DIRECTIVE ▸ Copy out the listing in full, exactly as written, but not its pictures.

* * *

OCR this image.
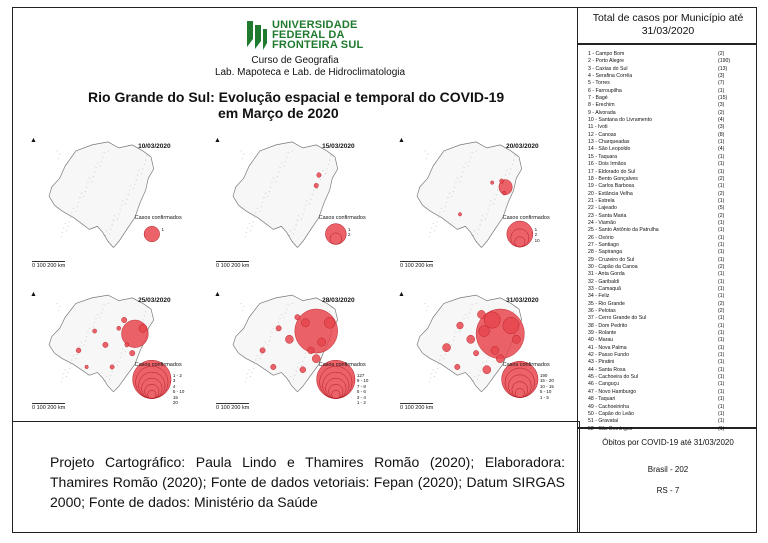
UNIVERSIDADE
FEDERAL DA
FRONTEIRA SUL
Curso de Geografia
Lab. Mapoteca e Lab. de Hidroclimatologia
Rio Grande do Sul: Evolução espacial e temporal do COVID-19
em Março de 2020
10/03/2020
▲
0 100 200 km
Casos confirmados
1
15/03/2020
▲
0 100 200 km
Casos confirmados
1
2
20/03/2020
▲
0 100 200 km
Casos confirmados
1
2
10
25/03/2020
▲
0 100 200 km
Casos confirmados
1 - 2
3
4
5 - 10
15
20
28/03/2020
▲
0 100 200 km
Casos confirmados
127
9 - 10
7 - 8
5 - 6
3 - 4
1 - 2
31/03/2020
▲
0 100 200 km
Casos confirmados
190
15 - 20
10 - 15
5 - 10
1 - 5
Total de casos por Município até 31/03/2020
1 - Campo Bom	(2)
2 - Porto Alegre	(190)
3 - Caxias do Sul	(13)
4 - Serafina Corrêa	(3)
5 - Torres	(7)
6 - Farroupilha	(1)
7 - Bagé	(15)
8 - Erechim	(3)
9 - Alvorada	(2)
10 - Santana do Livramento	(4)
11 - Ivoti	(3)
12 - Canoas	(8)
13 - Charqueadas	(1)
14 - São Leopoldo	(4)
15 - Taquara	(1)
16 - Dois Irmãos	(1)
17 - Eldorado do Sul	(1)
18 - Bento Gonçalves	(2)
19 - Carlos Barbosa	(1)
20 - Estância Velha	(2)
21 - Estrela	(1)
22 - Lajeado	(5)
23 - Santa Maria	(2)
24 - Viamão	(1)
25 - Santo Antônio da Patrulha	(1)
26 - Osório	(1)
27 - Santiago	(1)
28 - Sapiranga	(1)
29 - Cruzeiro do Sul	(1)
30 - Capão da Canoa	(2)
31 - Anta Gorda	(1)
32 - Garibaldi	(1)
33 - Camaquã	(1)
34 - Feliz	(1)
35 - Rio Grande	(2)
36 - Pelotas	(2)
37 - Cerro Grande do Sul	(1)
38 - Dom Pedrito	(1)
39 - Rolante	(1)
40 - Marau	(1)
41 - Nova Palma	(1)
42 - Passo Fundo	(1)
43 - Piratini	(1)
44 - Santa Rosa	(1)
45 - Cachoeira do Sul	(1)
46 - Canguçu	(1)
47 - Novo Hamburgo	(1)
48 - Taquari	(1)
49 - Cachoeirinha	(1)
50 - Capão do Leão	(1)
51 - Gravataí	(1)
52 - São Domingos	(1)
Projeto Cartográfico: Paula Lindo e Thamires Romão (2020); Elaboradora: Thamires Romão (2020); Fonte de dados vetoriais: Fepan (2020); Datum SIRGAS 2000; Fonte de dados: Ministério da Saúde
Óbitos por COVID-19 até 31/03/2020
Brasil - 202
RS - 7
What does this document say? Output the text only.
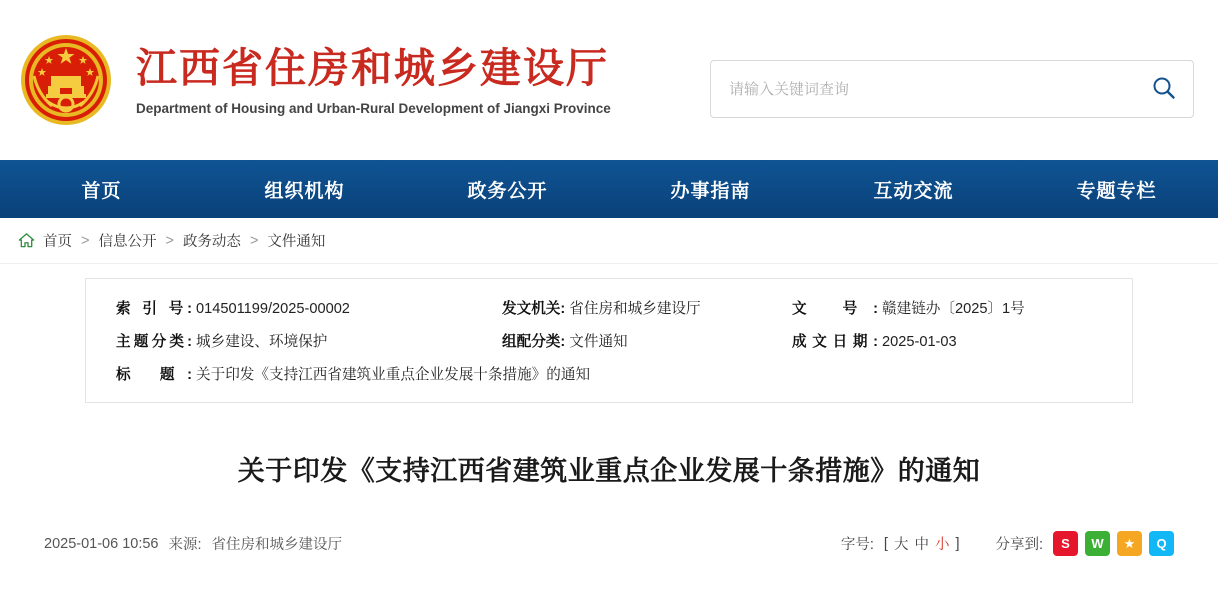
江西省住房和城乡建设厅
Department of Housing and Urban-Rural Development of Jiangxi Province
请输入关键词查询
首页	组织机构	政务公开	办事指南	互动交流	专题专栏
首页 > 信息公开 > 政务动态 > 文件通知
索 引 号: 014501199/2025-00002	发文机关: 省住房和城乡建设厅	文 号: 赣建链办〔2025〕1号
主题分类: 城乡建设、环境保护	组配分类: 文件通知	成文日期: 2025-01-03
标 题: 关于印发《支持江西省建筑业重点企业发展十条措施》的通知
关于印发《支持江西省建筑业重点企业发展十条措施》的通知
2025-01-06 10:56 来源: 省住房和城乡建设厅	字号: [ 大 中 小 ] 分享到:	S	W	★	Q
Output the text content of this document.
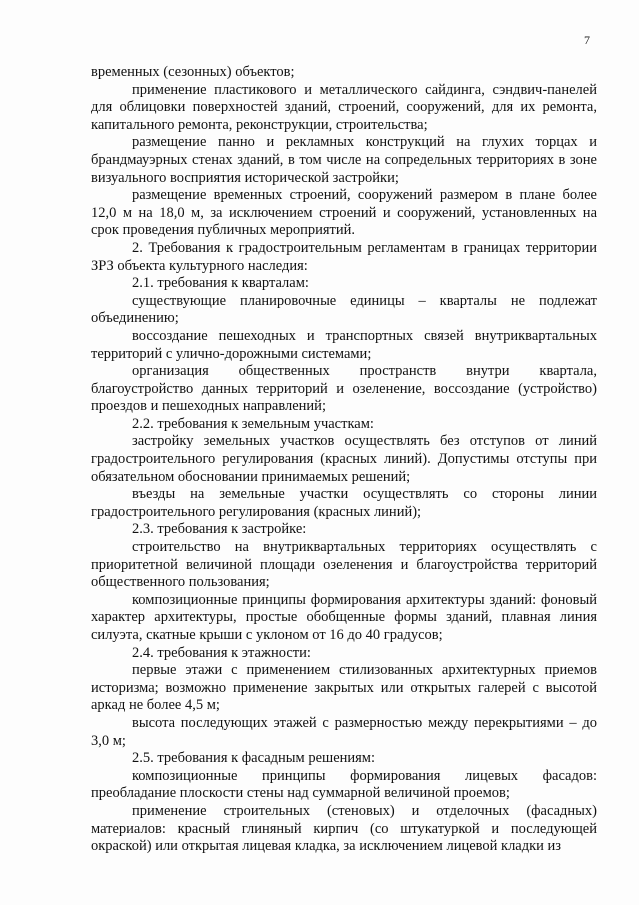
7

временных (сезонных) объектов;

применение пластикового и металлического сайдинга, сэндвич-панелей для облицовки поверхностей зданий, строений, сооружений, для их ремонта, капитального ремонта, реконструкции, строительства;

размещение панно и рекламных конструкций на глухих торцах и брандмауэрных стенах зданий, в том числе на сопредельных территориях в зоне визуального восприятия исторической застройки;

размещение временных строений, сооружений размером в плане более 12,0 м на 18,0 м, за исключением строений и сооружений, установленных на срок проведения публичных мероприятий.

2. Требования к градостроительным регламентам в границах территории ЗРЗ объекта культурного наследия:

2.1. требования к кварталам:

существующие планировочные единицы – кварталы не подлежат объединению;

воссоздание пешеходных и транспортных связей внутриквартальных территорий с улично-дорожными системами;

организация общественных пространств внутри квартала, благоустройство данных территорий и озеленение, воссоздание (устройство) проездов и пешеходных направлений;

2.2. требования к земельным участкам:

застройку земельных участков осуществлять без отступов от линий градостроительного регулирования (красных линий). Допустимы отступы при обязательном обосновании принимаемых решений;

въезды на земельные участки осуществлять со стороны линии градостроительного регулирования (красных линий);

2.3. требования к застройке:

строительство на внутриквартальных территориях осуществлять с приоритетной величиной площади озеленения и благоустройства территорий общественного пользования;

композиционные принципы формирования архитектуры зданий: фоновый характер архитектуры, простые обобщенные формы зданий, плавная линия силуэта, скатные крыши с уклоном от 16 до 40 градусов;

2.4. требования к этажности:

первые этажи с применением стилизованных архитектурных приемов историзма; возможно применение закрытых или открытых галерей с высотой аркад не более 4,5 м;

высота последующих этажей с размерностью между перекрытиями – до 3,0 м;

2.5. требования к фасадным решениям:

композиционные принципы формирования лицевых фасадов: преобладание плоскости стены над суммарной величиной проемов;

применение строительных (стеновых) и отделочных (фасадных) материалов: красный глиняный кирпич (со штукатуркой и последующей окраской) или открытая лицевая кладка, за исключением лицевой кладки из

* * *

EXERCISE RESULT ▸
OCR this image.
UNIVERSIDADE
FEDERAL DA
FRONTEIRA SUL
Curso de Geografia
Lab. Mapoteca e Lab. de Hidroclimatologia
Rio Grande do Sul: Evolução espacial e temporal do COVID-19
em Março de 2020
10/03/2020
▲
0 100 200 km
Casos confirmados
1
15/03/2020
▲
0 100 200 km
Casos confirmados
1
2
20/03/2020
▲
0 100 200 km
Casos confirmados
1
2
10
25/03/2020
▲
0 100 200 km
Casos confirmados
1 - 2
3
4
5 - 10
15
20
28/03/2020
▲
0 100 200 km
Casos confirmados
127
9 - 10
7 - 8
5 - 6
3 - 4
1 - 2
31/03/2020
▲
0 100 200 km
Casos confirmados
190
15 - 20
10 - 15
5 - 10
1 - 5
Total de casos por Município até 31/03/2020
1 - Campo Bom	(2)
2 - Porto Alegre	(190)
3 - Caxias do Sul	(13)
4 - Serafina Corrêa	(3)
5 - Torres	(7)
6 - Farroupilha	(1)
7 - Bagé	(15)
8 - Erechim	(3)
9 - Alvorada	(2)
10 - Santana do Livramento	(4)
11 - Ivoti	(3)
12 - Canoas	(8)
13 - Charqueadas	(1)
14 - São Leopoldo	(4)
15 - Taquara	(1)
16 - Dois Irmãos	(1)
17 - Eldorado do Sul	(1)
18 - Bento Gonçalves	(2)
19 - Carlos Barbosa	(1)
20 - Estância Velha	(2)
21 - Estrela	(1)
22 - Lajeado	(5)
23 - Santa Maria	(2)
24 - Viamão	(1)
25 - Santo Antônio da Patrulha	(1)
26 - Osório	(1)
27 - Santiago	(1)
28 - Sapiranga	(1)
29 - Cruzeiro do Sul	(1)
30 - Capão da Canoa	(2)
31 - Anta Gorda	(1)
32 - Garibaldi	(1)
33 - Camaquã	(1)
34 - Feliz	(1)
35 - Rio Grande	(2)
36 - Pelotas	(2)
37 - Cerro Grande do Sul	(1)
38 - Dom Pedrito	(1)
39 - Rolante	(1)
40 - Marau	(1)
41 - Nova Palma	(1)
42 - Passo Fundo	(1)
43 - Piratini	(1)
44 - Santa Rosa	(1)
45 - Cachoeira do Sul	(1)
46 - Canguçu	(1)
47 - Novo Hamburgo	(1)
48 - Taquari	(1)
49 - Cachoeirinha	(1)
50 - Capão do Leão	(1)
51 - Gravataí	(1)
52 - São Domingos	(1)
Projeto Cartográfico: Paula Lindo e Thamires Romão (2020); Elaboradora: Thamires Romão (2020); Fonte de dados vetoriais: Fepan (2020); Datum SIRGAS 2000; Fonte de dados: Ministério da Saúde
Óbitos por COVID-19 até 31/03/2020
Brasil - 202
RS - 7
What does this document say? Output the text only.
江西省住房和城乡建设厅
Department of Housing and Urban-Rural Development of Jiangxi Province
请输入关键词查询
首页	组织机构	政务公开	办事指南	互动交流	专题专栏
首页 > 信息公开 > 政务动态 > 文件通知
索 引 号: 014501199/2025-00002	发文机关: 省住房和城乡建设厅	文 号: 赣建链办〔2025〕1号
主题分类: 城乡建设、环境保护	组配分类: 文件通知	成文日期: 2025-01-03
标 题: 关于印发《支持江西省建筑业重点企业发展十条措施》的通知
关于印发《支持江西省建筑业重点企业发展十条措施》的通知
2025-01-06 10:56 来源: 省住房和城乡建设厅	字号: [ 大 中 小 ] 分享到:	S	W	★	Q
Output the text content of this document.
7

временных (сезонных) объектов;

применение пластикового и металлического сайдинга, сэндвич-панелей для облицовки поверхностей зданий, строений, сооружений, для их ремонта, капитального ремонта, реконструкции, строительства;

размещение панно и рекламных конструкций на глухих торцах и брандмауэрных стенах зданий, в том числе на сопредельных территориях в зоне визуального восприятия исторической застройки;

размещение временных строений, сооружений размером в плане более 12,0 м на 18,0 м, за исключением строений и сооружений, установленных на срок проведения публичных мероприятий.

2. Требования к градостроительным регламентам в границах территории ЗРЗ объекта культурного наследия:

2.1. требования к кварталам:

существующие планировочные единицы – кварталы не подлежат объединению;

воссоздание пешеходных и транспортных связей внутриквартальных территорий с улично-дорожными системами;

организация общественных пространств внутри квартала, благоустройство данных территорий и озеленение, воссоздание (устройство) проездов и пешеходных направлений;

2.2. требования к земельным участкам:

застройку земельных участков осуществлять без отступов от линий градостроительного регулирования (красных линий). Допустимы отступы при обязательном обосновании принимаемых решений;

въезды на земельные участки осуществлять со стороны линии градостроительного регулирования (красных линий);

2.3. требования к застройке:

строительство на внутриквартальных территориях осуществлять с приоритетной величиной площади озеленения и благоустройства территорий общественного пользования;

композиционные принципы формирования архитектуры зданий: фоновый характер архитектуры, простые обобщенные формы зданий, плавная линия силуэта, скатные крыши с уклоном от 16 до 40 градусов;

2.4. требования к этажности:

первые этажи с применением стилизованных архитектурных приемов историзма; возможно применение закрытых или открытых галерей с высотой аркад не более 4,5 м;

высота последующих этажей с размерностью между перекрытиями – до 3,0 м;

2.5. требования к фасадным решениям:

композиционные принципы формирования лицевых фасадов: преобладание плоскости стены над суммарной величиной проемов;

применение строительных (стеновых) и отделочных (фасадных) материалов: красный глиняный кирпич (со штукатуркой и последующей окраской) или открытая лицевая кладка, за исключением лицевой кладки из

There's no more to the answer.